■ DIRECTIONS
Identify the lines that contain the string "رئاسة", then copy each of them.

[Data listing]
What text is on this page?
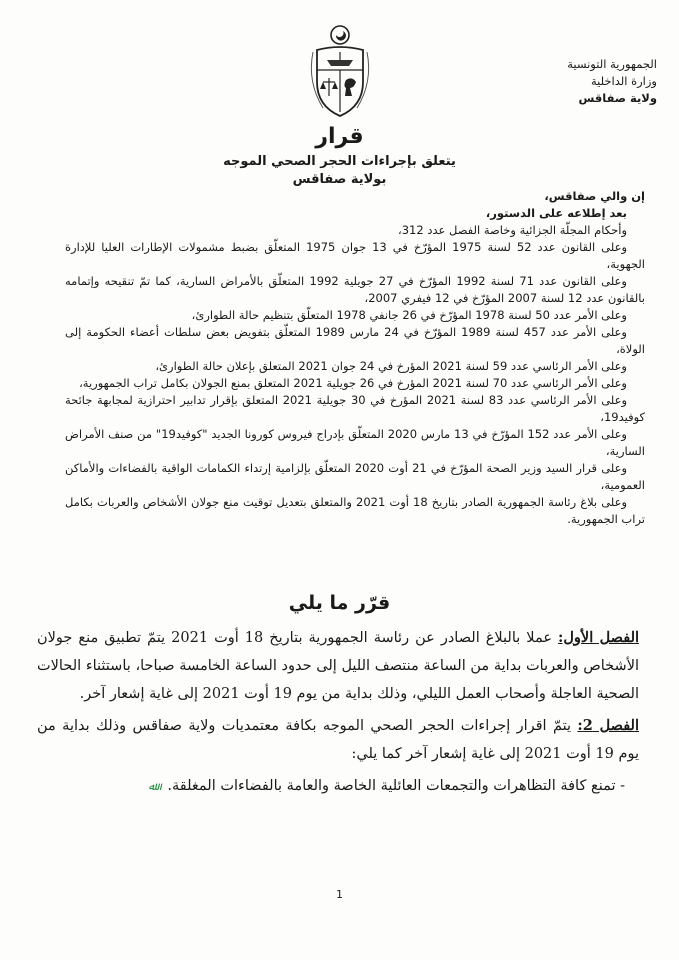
الجمهورية التونسية
وزارة الداخلية
ولاية صفاقس
قرار
يتعلق بإجراءات الحجر الصحي الموجه
بولاية صفاقس
إن والي صفاقس،
بعد إطلاعه على الدستور،

وأحكام المجلّة الجزائية وخاصة الفصل عدد 312،

وعلى القانون عدد 52 لسنة 1975 المؤرّخ في 13 جوان 1975 المتعلّق بضبط مشمولات الإطارات العليا للإدارة الجهوية،

وعلى القانون عدد 71 لسنة 1992 المؤرّخ في 27 جويلية 1992 المتعلّق بالأمراض السارية، كما تمّ تنقيحه وإتمامه بالقانون عدد 12 لسنة 2007 المؤرّخ في 12 فيفري 2007،

وعلى الأمر عدد 50 لسنة 1978 المؤرّخ في 26 جانفي 1978 المتعلّق بتنظيم حالة الطوارئ،

وعلى الأمر عدد 457 لسنة 1989 المؤرّخ في 24 مارس 1989 المتعلّق بتفويض بعض سلطات أعضاء الحكومة إلى الولاة،

وعلى الأمر الرئاسي عدد 59 لسنة 2021 المؤرخ في 24 جوان 2021 المتعلق بإعلان حالة الطوارئ،

وعلى الأمر الرئاسي عدد 70 لسنة 2021 المؤرخ في 26 جويلية 2021 المتعلق بمنع الجولان بكامل تراب الجمهورية،

وعلى الأمر الرئاسي عدد 83 لسنة 2021 المؤرخ في 30 جويلية 2021 المتعلق بإقرار تدابير احترازية لمجابهة جائحة كوفيد19،

وعلى الأمر عدد 152 المؤرّخ في 13 مارس 2020 المتعلّق بإدراج فيروس كورونا الجديد "كوفيد19" من صنف الأمراض السارية،

وعلى قرار السيد وزير الصحة المؤرّخ في 21 أوت 2020 المتعلّق بإلزامية إرتداء الكمامات الواقية بالفضاءات والأماكن العمومية،

وعلى بلاغ رئاسة الجمهورية الصادر بتاريخ 18 أوت 2021 والمتعلق بتعديل توقيت منع جولان الأشخاص والعربات بكامل تراب الجمهورية.

قرّر ما يلي

الفصل الأول: عملا بالبلاغ الصادر عن رئاسة الجمهورية بتاريخ 18 أوت 2021 يتمّ تطبيق منع جولان الأشخاص والعربات بداية من الساعة منتصف الليل إلى حدود الساعة الخامسة صباحا، باستثناء الحالات الصحية العاجلة وأصحاب العمل الليلي، وذلك بداية من يوم 19 أوت 2021 إلى غاية إشعار آخر.

الفصل 2: يتمّ اقرار إجراءات الحجر الصحي الموجه بكافة معتمديات ولاية صفاقس وذلك بداية من يوم 19 أوت 2021 إلى غاية إشعار آخر كما يلي:

- تمنع كافة التظاهرات والتجمعات العائلية الخاصة والعامة بالفضاءات المغلقة. ﷲ

1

■ SOLVED EXERCISE
وعلى بلاغ رئاسة الجمهورية الصادر بتاريخ 18 أوت 2021 والمتعلق بتعديل توقيت منع جولان الأشخاص والعربات بكامل تراب الجمهورية.
الفصل الأول: عملا بالبلاغ الصادر عن رئاسة الجمهورية بتاريخ 18 أوت 2021 يتمّ تطبيق منع جولان الأشخاص والعربات بداية من الساعة منتصف الليل إلى حدود الساعة الخامسة صباحا، باستثناء الحالات الصحية العاجلة وأصحاب العمل الليلي، وذلك بداية من يوم 19 أوت 2021 إلى غاية إشعار آخر.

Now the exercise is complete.